··· Data listing ···

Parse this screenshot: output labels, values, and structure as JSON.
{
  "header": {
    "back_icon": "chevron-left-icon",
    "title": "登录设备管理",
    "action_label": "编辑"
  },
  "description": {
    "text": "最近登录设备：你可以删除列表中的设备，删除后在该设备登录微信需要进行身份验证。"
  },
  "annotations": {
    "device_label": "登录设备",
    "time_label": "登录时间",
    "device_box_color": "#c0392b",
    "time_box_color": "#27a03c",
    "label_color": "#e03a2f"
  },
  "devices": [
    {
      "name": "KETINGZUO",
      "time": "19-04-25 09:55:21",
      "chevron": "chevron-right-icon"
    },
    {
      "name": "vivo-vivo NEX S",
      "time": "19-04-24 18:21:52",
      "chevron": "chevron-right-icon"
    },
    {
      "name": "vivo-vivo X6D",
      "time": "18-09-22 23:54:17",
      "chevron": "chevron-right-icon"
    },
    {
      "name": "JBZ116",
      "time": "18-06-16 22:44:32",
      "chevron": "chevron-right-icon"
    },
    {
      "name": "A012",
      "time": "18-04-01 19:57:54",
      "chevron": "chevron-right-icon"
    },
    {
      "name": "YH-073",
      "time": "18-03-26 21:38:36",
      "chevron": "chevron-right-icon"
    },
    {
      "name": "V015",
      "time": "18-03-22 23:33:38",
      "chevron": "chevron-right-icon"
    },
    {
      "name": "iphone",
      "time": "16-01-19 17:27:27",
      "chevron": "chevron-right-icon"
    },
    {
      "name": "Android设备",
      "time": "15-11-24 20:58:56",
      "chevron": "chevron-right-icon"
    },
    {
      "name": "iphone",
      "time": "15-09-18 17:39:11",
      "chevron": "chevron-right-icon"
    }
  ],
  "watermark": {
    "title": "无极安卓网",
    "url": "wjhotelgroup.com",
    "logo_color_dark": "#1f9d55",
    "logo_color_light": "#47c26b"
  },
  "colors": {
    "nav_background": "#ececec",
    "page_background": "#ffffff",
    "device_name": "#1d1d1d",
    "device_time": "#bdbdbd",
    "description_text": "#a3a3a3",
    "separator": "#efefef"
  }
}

···

Your task is to output all of the data above word for word.

_Reply:_
Parse this screenshot: output labels, values, and structure as JSON.
{
  "header": {
    "back_icon": "chevron-left-icon",
    "title": "登录设备管理",
    "action_label": "编辑"
  },
  "description": {
    "text": "最近登录设备：你可以删除列表中的设备，删除后在该设备登录微信需要进行身份验证。"
  },
  "annotations": {
    "device_label": "登录设备",
    "time_label": "登录时间",
    "device_box_color": "#c0392b",
    "time_box_color": "#27a03c",
    "label_color": "#e03a2f"
  },
  "devices": [
    {
      "name": "KETINGZUO",
      "time": "19-04-25 09:55:21",
      "chevron": "chevron-right-icon"
    },
    {
      "name": "vivo-vivo NEX S",
      "time": "19-04-24 18:21:52",
      "chevron": "chevron-right-icon"
    },
    {
      "name": "vivo-vivo X6D",
      "time": "18-09-22 23:54:17",
      "chevron": "chevron-right-icon"
    },
    {
      "name": "JBZ116",
      "time": "18-06-16 22:44:32",
      "chevron": "chevron-right-icon"
    },
    {
      "name": "A012",
      "time": "18-04-01 19:57:54",
      "chevron": "chevron-right-icon"
    },
    {
      "name": "YH-073",
      "time": "18-03-26 21:38:36",
      "chevron": "chevron-right-icon"
    },
    {
      "name": "V015",
      "time": "18-03-22 23:33:38",
      "chevron": "chevron-right-icon"
    },
    {
      "name": "iphone",
      "time": "16-01-19 17:27:27",
      "chevron": "chevron-right-icon"
    },
    {
      "name": "Android设备",
      "time": "15-11-24 20:58:56",
      "chevron": "chevron-right-icon"
    },
    {
      "name": "iphone",
      "time": "15-09-18 17:39:11",
      "chevron": "chevron-right-icon"
    }
  ],
  "watermark": {
    "title": "无极安卓网",
    "url": "wjhotelgroup.com",
    "logo_color_dark": "#1f9d55",
    "logo_color_light": "#47c26b"
  },
  "colors": {
    "nav_background": "#ececec",
    "page_background": "#ffffff",
    "device_name": "#1d1d1d",
    "device_time": "#bdbdbd",
    "description_text": "#a3a3a3",
    "separator": "#efefef"
  }
}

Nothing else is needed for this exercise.